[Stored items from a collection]
+++

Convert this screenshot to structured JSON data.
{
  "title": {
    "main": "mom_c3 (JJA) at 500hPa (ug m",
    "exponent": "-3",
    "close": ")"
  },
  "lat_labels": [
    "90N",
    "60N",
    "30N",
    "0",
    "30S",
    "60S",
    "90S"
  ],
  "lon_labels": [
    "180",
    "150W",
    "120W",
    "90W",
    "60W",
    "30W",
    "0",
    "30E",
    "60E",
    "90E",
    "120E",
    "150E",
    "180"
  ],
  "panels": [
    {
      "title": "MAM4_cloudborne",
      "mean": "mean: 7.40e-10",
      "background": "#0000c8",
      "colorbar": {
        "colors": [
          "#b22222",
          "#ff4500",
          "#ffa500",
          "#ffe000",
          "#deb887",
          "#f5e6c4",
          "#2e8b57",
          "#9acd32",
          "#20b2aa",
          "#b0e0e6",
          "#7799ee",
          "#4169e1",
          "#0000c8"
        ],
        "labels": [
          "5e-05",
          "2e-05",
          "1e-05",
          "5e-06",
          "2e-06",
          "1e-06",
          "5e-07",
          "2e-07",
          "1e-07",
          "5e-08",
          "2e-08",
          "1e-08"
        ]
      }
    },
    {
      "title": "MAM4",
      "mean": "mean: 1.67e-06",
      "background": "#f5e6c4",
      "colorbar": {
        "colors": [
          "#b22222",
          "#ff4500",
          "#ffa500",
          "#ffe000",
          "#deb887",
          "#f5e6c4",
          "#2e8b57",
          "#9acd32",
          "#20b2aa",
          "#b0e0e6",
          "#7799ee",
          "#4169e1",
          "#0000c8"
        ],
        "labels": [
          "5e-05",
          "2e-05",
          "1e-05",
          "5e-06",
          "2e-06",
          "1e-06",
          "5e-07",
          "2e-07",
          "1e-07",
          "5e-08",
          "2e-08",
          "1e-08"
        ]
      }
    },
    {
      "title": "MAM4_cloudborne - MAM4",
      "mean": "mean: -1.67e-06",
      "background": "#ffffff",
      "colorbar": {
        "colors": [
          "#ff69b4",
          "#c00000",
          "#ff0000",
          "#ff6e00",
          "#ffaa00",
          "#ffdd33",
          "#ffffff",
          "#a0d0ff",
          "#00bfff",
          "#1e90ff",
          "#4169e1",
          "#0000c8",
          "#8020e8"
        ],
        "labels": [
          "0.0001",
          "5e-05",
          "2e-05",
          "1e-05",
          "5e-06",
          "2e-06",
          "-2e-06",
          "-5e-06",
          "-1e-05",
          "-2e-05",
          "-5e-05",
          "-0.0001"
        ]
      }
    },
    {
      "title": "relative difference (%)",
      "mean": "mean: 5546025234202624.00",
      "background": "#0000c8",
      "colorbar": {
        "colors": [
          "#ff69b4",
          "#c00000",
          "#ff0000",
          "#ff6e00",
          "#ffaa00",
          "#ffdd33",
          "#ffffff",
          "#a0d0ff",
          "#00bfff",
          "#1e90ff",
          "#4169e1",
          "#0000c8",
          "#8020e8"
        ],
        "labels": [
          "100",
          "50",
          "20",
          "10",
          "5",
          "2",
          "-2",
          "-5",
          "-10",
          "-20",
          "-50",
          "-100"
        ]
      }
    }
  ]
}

+++

Work to be completed: The records above are to be copied in full, exactly as written.

Exercise response:
Convert this screenshot to structured JSON data.
{
  "title": {
    "main": "mom_c3 (JJA) at 500hPa (ug m",
    "exponent": "-3",
    "close": ")"
  },
  "lat_labels": [
    "90N",
    "60N",
    "30N",
    "0",
    "30S",
    "60S",
    "90S"
  ],
  "lon_labels": [
    "180",
    "150W",
    "120W",
    "90W",
    "60W",
    "30W",
    "0",
    "30E",
    "60E",
    "90E",
    "120E",
    "150E",
    "180"
  ],
  "panels": [
    {
      "title": "MAM4_cloudborne",
      "mean": "mean: 7.40e-10",
      "background": "#0000c8",
      "colorbar": {
        "colors": [
          "#b22222",
          "#ff4500",
          "#ffa500",
          "#ffe000",
          "#deb887",
          "#f5e6c4",
          "#2e8b57",
          "#9acd32",
          "#20b2aa",
          "#b0e0e6",
          "#7799ee",
          "#4169e1",
          "#0000c8"
        ],
        "labels": [
          "5e-05",
          "2e-05",
          "1e-05",
          "5e-06",
          "2e-06",
          "1e-06",
          "5e-07",
          "2e-07",
          "1e-07",
          "5e-08",
          "2e-08",
          "1e-08"
        ]
      }
    },
    {
      "title": "MAM4",
      "mean": "mean: 1.67e-06",
      "background": "#f5e6c4",
      "colorbar": {
        "colors": [
          "#b22222",
          "#ff4500",
          "#ffa500",
          "#ffe000",
          "#deb887",
          "#f5e6c4",
          "#2e8b57",
          "#9acd32",
          "#20b2aa",
          "#b0e0e6",
          "#7799ee",
          "#4169e1",
          "#0000c8"
        ],
        "labels": [
          "5e-05",
          "2e-05",
          "1e-05",
          "5e-06",
          "2e-06",
          "1e-06",
          "5e-07",
          "2e-07",
          "1e-07",
          "5e-08",
          "2e-08",
          "1e-08"
        ]
      }
    },
    {
      "title": "MAM4_cloudborne - MAM4",
      "mean": "mean: -1.67e-06",
      "background": "#ffffff",
      "colorbar": {
        "colors": [
          "#ff69b4",
          "#c00000",
          "#ff0000",
          "#ff6e00",
          "#ffaa00",
          "#ffdd33",
          "#ffffff",
          "#a0d0ff",
          "#00bfff",
          "#1e90ff",
          "#4169e1",
          "#0000c8",
          "#8020e8"
        ],
        "labels": [
          "0.0001",
          "5e-05",
          "2e-05",
          "1e-05",
          "5e-06",
          "2e-06",
          "-2e-06",
          "-5e-06",
          "-1e-05",
          "-2e-05",
          "-5e-05",
          "-0.0001"
        ]
      }
    },
    {
      "title": "relative difference (%)",
      "mean": "mean: 5546025234202624.00",
      "background": "#0000c8",
      "colorbar": {
        "colors": [
          "#ff69b4",
          "#c00000",
          "#ff0000",
          "#ff6e00",
          "#ffaa00",
          "#ffdd33",
          "#ffffff",
          "#a0d0ff",
          "#00bfff",
          "#1e90ff",
          "#4169e1",
          "#0000c8",
          "#8020e8"
        ],
        "labels": [
          "100",
          "50",
          "20",
          "10",
          "5",
          "2",
          "-2",
          "-5",
          "-10",
          "-20",
          "-50",
          "-100"
        ]
      }
    }
  ]
}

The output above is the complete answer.